Copy every line of the entries that includes the word "value".

══ Records supplied ══

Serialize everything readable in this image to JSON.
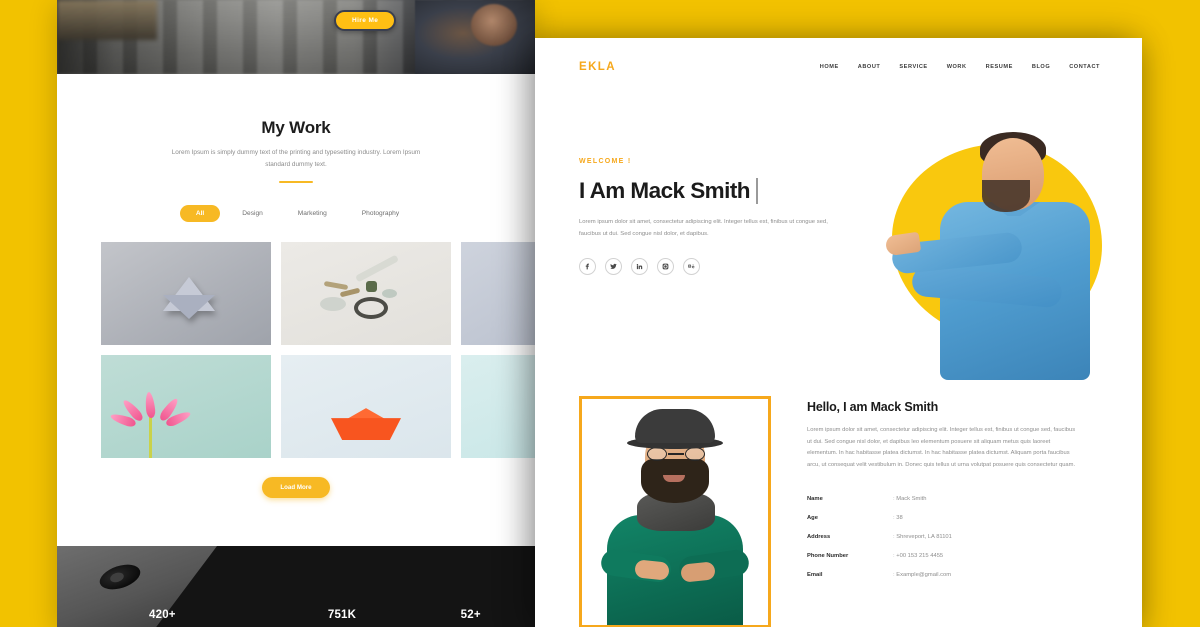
{
  "theme": {
    "brand_yellow": "#F2C200",
    "accent_yellow": "#F7B924",
    "logo_yellow": "#F6A81C",
    "dark": "#141414",
    "text_dark": "#1b1b1b",
    "text_muted": "#8e8e8e"
  },
  "left_panel": {
    "hero": {
      "hire_button": "Hire Me"
    },
    "work": {
      "title": "My Work",
      "subtitle": "Lorem Ipsum is simply dummy text of the printing and typesetting industry. Lorem Ipsum standard dummy text.",
      "filters": [
        {
          "label": "All",
          "active": true
        },
        {
          "label": "Design",
          "active": false
        },
        {
          "label": "Marketing",
          "active": false
        },
        {
          "label": "Photography",
          "active": false
        }
      ],
      "thumbnails": [
        {
          "name": "origami-star-thumbnail"
        },
        {
          "name": "tools-parts-thumbnail"
        },
        {
          "name": "origami-bird-thumbnail"
        },
        {
          "name": "pink-flower-thumbnail"
        },
        {
          "name": "orange-paper-boat-thumbnail"
        },
        {
          "name": "teal-origami-thumbnail"
        }
      ],
      "load_more": "Load More"
    },
    "footer": {
      "stats": [
        {
          "value": "420+"
        },
        {
          "value": "751K"
        },
        {
          "value": "52+"
        }
      ]
    }
  },
  "right_panel": {
    "nav": {
      "logo": "EKLA",
      "links": [
        "HOME",
        "ABOUT",
        "SERVICE",
        "WORK",
        "RESUME",
        "BLOG",
        "CONTACT"
      ]
    },
    "hero": {
      "welcome": "WELCOME !",
      "title": "I Am Mack Smith",
      "description": "Lorem ipsum dolor sit amet, consectetur adipiscing elit. Integer tellus est, finibus ut congue sed, faucibus ut dui. Sed congue nisl dolor, et dapibus.",
      "socials": [
        {
          "name": "facebook-icon"
        },
        {
          "name": "twitter-icon"
        },
        {
          "name": "linkedin-icon"
        },
        {
          "name": "instagram-icon"
        },
        {
          "name": "behance-icon"
        }
      ]
    },
    "about": {
      "title": "Hello, I am Mack Smith",
      "description": "Lorem ipsum dolor sit amet, consectetur adipiscing elit. Integer tellus est, finibus ut congue sed, faucibus ut dui. Sed congue nisl dolor, et dapibus leo elementum posuere sit aliquam metus quis laoreet elementum. In hac habitasse platea dictumst. In hac habitasse platea dictumst. Aliquam porta faucibus arcu, ut consequat velit vestibulum in. Donec quis tellus ut urna volutpat posuere quis consectetur quam.",
      "info": [
        {
          "key": "Name",
          "value": "Mack Smith"
        },
        {
          "key": "Age",
          "value": "38"
        },
        {
          "key": "Address",
          "value": "Shreveport, LA 81101"
        },
        {
          "key": "Phone Number",
          "value": "+00 153 215 4455"
        },
        {
          "key": "Email",
          "value": "Example@gmail.com"
        }
      ]
    }
  }
}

═══

* Exercise result
          "value": "420+"
          "value": "751K"
          "value": "52+"
          "value": "Mack Smith"
          "value": "38"
          "value": "Shreveport, LA 81101"
          "value": "+00 153 215 4455"
          "value": "Example@gmail.com"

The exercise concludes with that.